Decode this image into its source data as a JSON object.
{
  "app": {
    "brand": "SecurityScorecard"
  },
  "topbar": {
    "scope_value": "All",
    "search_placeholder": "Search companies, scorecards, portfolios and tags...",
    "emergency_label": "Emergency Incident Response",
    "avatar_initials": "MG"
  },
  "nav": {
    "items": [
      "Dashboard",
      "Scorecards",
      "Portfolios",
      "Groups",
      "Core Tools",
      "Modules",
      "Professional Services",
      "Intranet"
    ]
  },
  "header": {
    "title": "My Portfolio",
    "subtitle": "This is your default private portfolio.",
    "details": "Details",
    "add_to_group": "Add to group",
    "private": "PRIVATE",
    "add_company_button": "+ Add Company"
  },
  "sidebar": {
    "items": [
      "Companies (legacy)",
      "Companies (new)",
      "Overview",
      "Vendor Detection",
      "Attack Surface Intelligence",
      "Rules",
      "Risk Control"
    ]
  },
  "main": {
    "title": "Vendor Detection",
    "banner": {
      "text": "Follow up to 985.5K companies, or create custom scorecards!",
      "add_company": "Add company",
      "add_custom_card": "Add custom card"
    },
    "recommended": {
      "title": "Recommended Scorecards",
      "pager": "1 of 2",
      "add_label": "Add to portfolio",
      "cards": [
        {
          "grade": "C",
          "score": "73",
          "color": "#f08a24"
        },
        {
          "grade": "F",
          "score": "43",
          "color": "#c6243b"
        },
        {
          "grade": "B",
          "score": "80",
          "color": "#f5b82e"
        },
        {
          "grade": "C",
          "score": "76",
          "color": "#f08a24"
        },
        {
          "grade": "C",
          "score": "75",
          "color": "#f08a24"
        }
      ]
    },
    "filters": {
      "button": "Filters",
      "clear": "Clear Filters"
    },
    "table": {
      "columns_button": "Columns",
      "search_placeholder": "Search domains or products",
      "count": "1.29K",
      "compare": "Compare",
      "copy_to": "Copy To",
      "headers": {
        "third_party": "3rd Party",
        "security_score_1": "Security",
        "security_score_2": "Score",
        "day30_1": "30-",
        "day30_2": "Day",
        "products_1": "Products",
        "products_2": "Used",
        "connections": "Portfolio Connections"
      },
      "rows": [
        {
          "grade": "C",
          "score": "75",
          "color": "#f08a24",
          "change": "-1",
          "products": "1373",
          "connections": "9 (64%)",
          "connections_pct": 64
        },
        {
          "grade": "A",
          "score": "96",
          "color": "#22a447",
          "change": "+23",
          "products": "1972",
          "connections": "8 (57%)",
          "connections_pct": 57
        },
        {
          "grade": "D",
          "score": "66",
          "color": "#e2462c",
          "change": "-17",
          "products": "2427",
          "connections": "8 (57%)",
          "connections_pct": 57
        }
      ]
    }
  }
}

■ ■ ■ ■

**Problem to work on:**
Write every entry out again exactly.

**Task output:**
Decode this image into its source data as a JSON object.
{
  "app": {
    "brand": "SecurityScorecard"
  },
  "topbar": {
    "scope_value": "All",
    "search_placeholder": "Search companies, scorecards, portfolios and tags...",
    "emergency_label": "Emergency Incident Response",
    "avatar_initials": "MG"
  },
  "nav": {
    "items": [
      "Dashboard",
      "Scorecards",
      "Portfolios",
      "Groups",
      "Core Tools",
      "Modules",
      "Professional Services",
      "Intranet"
    ]
  },
  "header": {
    "title": "My Portfolio",
    "subtitle": "This is your default private portfolio.",
    "details": "Details",
    "add_to_group": "Add to group",
    "private": "PRIVATE",
    "add_company_button": "+ Add Company"
  },
  "sidebar": {
    "items": [
      "Companies (legacy)",
      "Companies (new)",
      "Overview",
      "Vendor Detection",
      "Attack Surface Intelligence",
      "Rules",
      "Risk Control"
    ]
  },
  "main": {
    "title": "Vendor Detection",
    "banner": {
      "text": "Follow up to 985.5K companies, or create custom scorecards!",
      "add_company": "Add company",
      "add_custom_card": "Add custom card"
    },
    "recommended": {
      "title": "Recommended Scorecards",
      "pager": "1 of 2",
      "add_label": "Add to portfolio",
      "cards": [
        {
          "grade": "C",
          "score": "73",
          "color": "#f08a24"
        },
        {
          "grade": "F",
          "score": "43",
          "color": "#c6243b"
        },
        {
          "grade": "B",
          "score": "80",
          "color": "#f5b82e"
        },
        {
          "grade": "C",
          "score": "76",
          "color": "#f08a24"
        },
        {
          "grade": "C",
          "score": "75",
          "color": "#f08a24"
        }
      ]
    },
    "filters": {
      "button": "Filters",
      "clear": "Clear Filters"
    },
    "table": {
      "columns_button": "Columns",
      "search_placeholder": "Search domains or products",
      "count": "1.29K",
      "compare": "Compare",
      "copy_to": "Copy To",
      "headers": {
        "third_party": "3rd Party",
        "security_score_1": "Security",
        "security_score_2": "Score",
        "day30_1": "30-",
        "day30_2": "Day",
        "products_1": "Products",
        "products_2": "Used",
        "connections": "Portfolio Connections"
      },
      "rows": [
        {
          "grade": "C",
          "score": "75",
          "color": "#f08a24",
          "change": "-1",
          "products": "1373",
          "connections": "9 (64%)",
          "connections_pct": 64
        },
        {
          "grade": "A",
          "score": "96",
          "color": "#22a447",
          "change": "+23",
          "products": "1972",
          "connections": "8 (57%)",
          "connections_pct": 57
        },
        {
          "grade": "D",
          "score": "66",
          "color": "#e2462c",
          "change": "-17",
          "products": "2427",
          "connections": "8 (57%)",
          "connections_pct": 57
        }
      ]
    }
  }
}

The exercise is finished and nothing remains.